Exercise task:
Make an exact copy of all the entries, but do not reproduce the pictures.

Data for processing:
## start

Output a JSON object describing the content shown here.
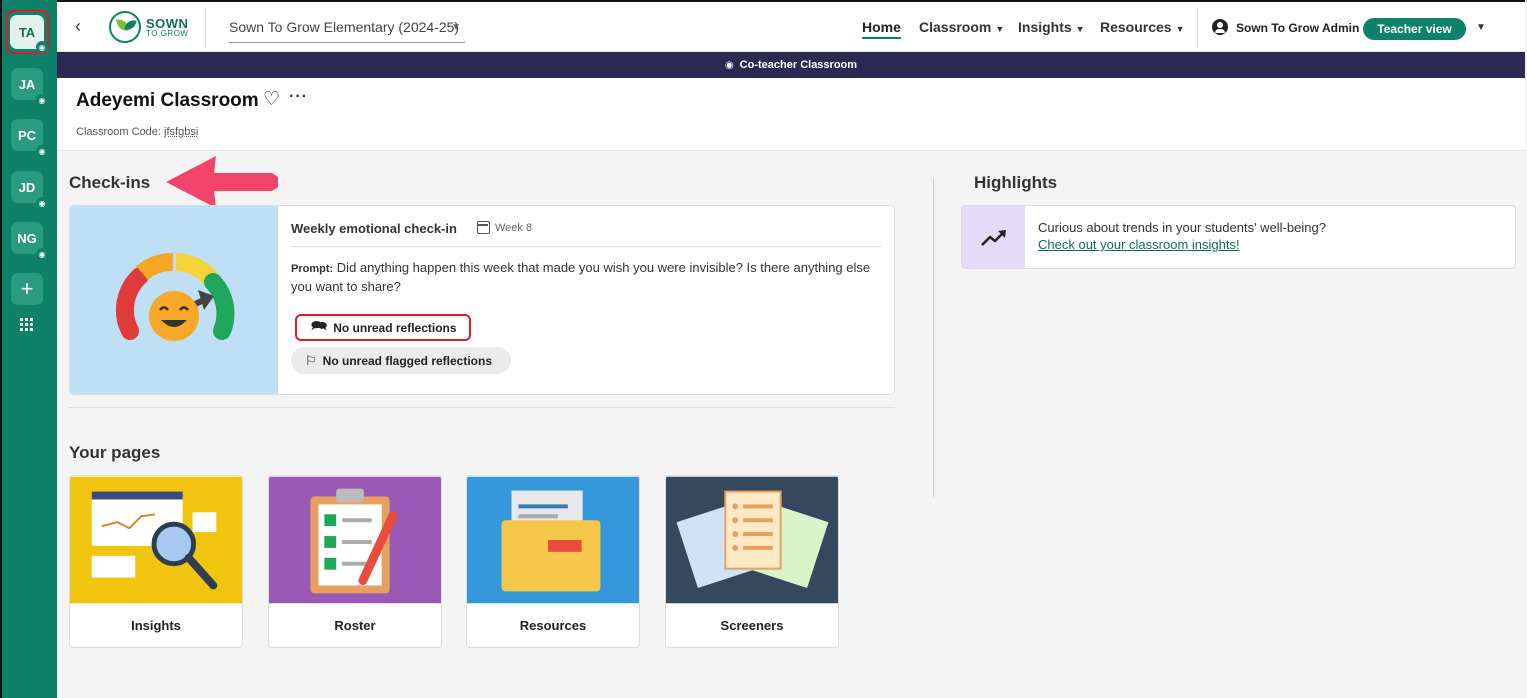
{
  "rail": {
    "items": [
      {
        "initials": "TA"
      },
      {
        "initials": "JA"
      },
      {
        "initials": "PC"
      },
      {
        "initials": "JD"
      },
      {
        "initials": "NG"
      }
    ],
    "add_label": "+"
  },
  "topbar": {
    "logo_line1": "SOWN",
    "logo_line2": "TO GROW",
    "school": "Sown To Grow Elementary (2024-25)",
    "nav": {
      "home": "Home",
      "classroom": "Classroom",
      "insights": "Insights",
      "resources": "Resources"
    },
    "user_name": "Sown To Grow Admin",
    "teacher_view": "Teacher view"
  },
  "banner": {
    "text": "Co-teacher Classroom"
  },
  "header": {
    "title": "Adeyemi Classroom",
    "code_label": "Classroom Code:",
    "code_value": "jfsfgbsi"
  },
  "checkins": {
    "section_title": "Check-ins",
    "card": {
      "title": "Weekly emotional check-in",
      "week": "Week 8",
      "prompt_label": "Prompt:",
      "prompt_text": "Did anything happen this week that made you wish you were invisible? Is there anything else you want to share?",
      "unread": "No unread reflections",
      "flagged": "No unread flagged reflections"
    }
  },
  "highlights": {
    "section_title": "Highlights",
    "text": "Curious about trends in your students' well-being?",
    "link": "Check out your classroom insights!"
  },
  "pages": {
    "section_title": "Your pages",
    "items": [
      {
        "label": "Insights",
        "color": "#f1c40f"
      },
      {
        "label": "Roster",
        "color": "#9b59b6"
      },
      {
        "label": "Resources",
        "color": "#3498db"
      },
      {
        "label": "Screeners",
        "color": "#34495e"
      }
    ]
  },
  "colors": {
    "brand": "#0e8269",
    "banner": "#2c2a52",
    "annotation": "#e01b24",
    "arrow": "#f2446d"
  }
}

## end

Output:
Output a JSON object describing the content shown here.
{
  "rail": {
    "items": [
      {
        "initials": "TA"
      },
      {
        "initials": "JA"
      },
      {
        "initials": "PC"
      },
      {
        "initials": "JD"
      },
      {
        "initials": "NG"
      }
    ],
    "add_label": "+"
  },
  "topbar": {
    "logo_line1": "SOWN",
    "logo_line2": "TO GROW",
    "school": "Sown To Grow Elementary (2024-25)",
    "nav": {
      "home": "Home",
      "classroom": "Classroom",
      "insights": "Insights",
      "resources": "Resources"
    },
    "user_name": "Sown To Grow Admin",
    "teacher_view": "Teacher view"
  },
  "banner": {
    "text": "Co-teacher Classroom"
  },
  "header": {
    "title": "Adeyemi Classroom",
    "code_label": "Classroom Code:",
    "code_value": "jfsfgbsi"
  },
  "checkins": {
    "section_title": "Check-ins",
    "card": {
      "title": "Weekly emotional check-in",
      "week": "Week 8",
      "prompt_label": "Prompt:",
      "prompt_text": "Did anything happen this week that made you wish you were invisible? Is there anything else you want to share?",
      "unread": "No unread reflections",
      "flagged": "No unread flagged reflections"
    }
  },
  "highlights": {
    "section_title": "Highlights",
    "text": "Curious about trends in your students' well-being?",
    "link": "Check out your classroom insights!"
  },
  "pages": {
    "section_title": "Your pages",
    "items": [
      {
        "label": "Insights",
        "color": "#f1c40f"
      },
      {
        "label": "Roster",
        "color": "#9b59b6"
      },
      {
        "label": "Resources",
        "color": "#3498db"
      },
      {
        "label": "Screeners",
        "color": "#34495e"
      }
    ]
  },
  "colors": {
    "brand": "#0e8269",
    "banner": "#2c2a52",
    "annotation": "#e01b24",
    "arrow": "#f2446d"
  }
}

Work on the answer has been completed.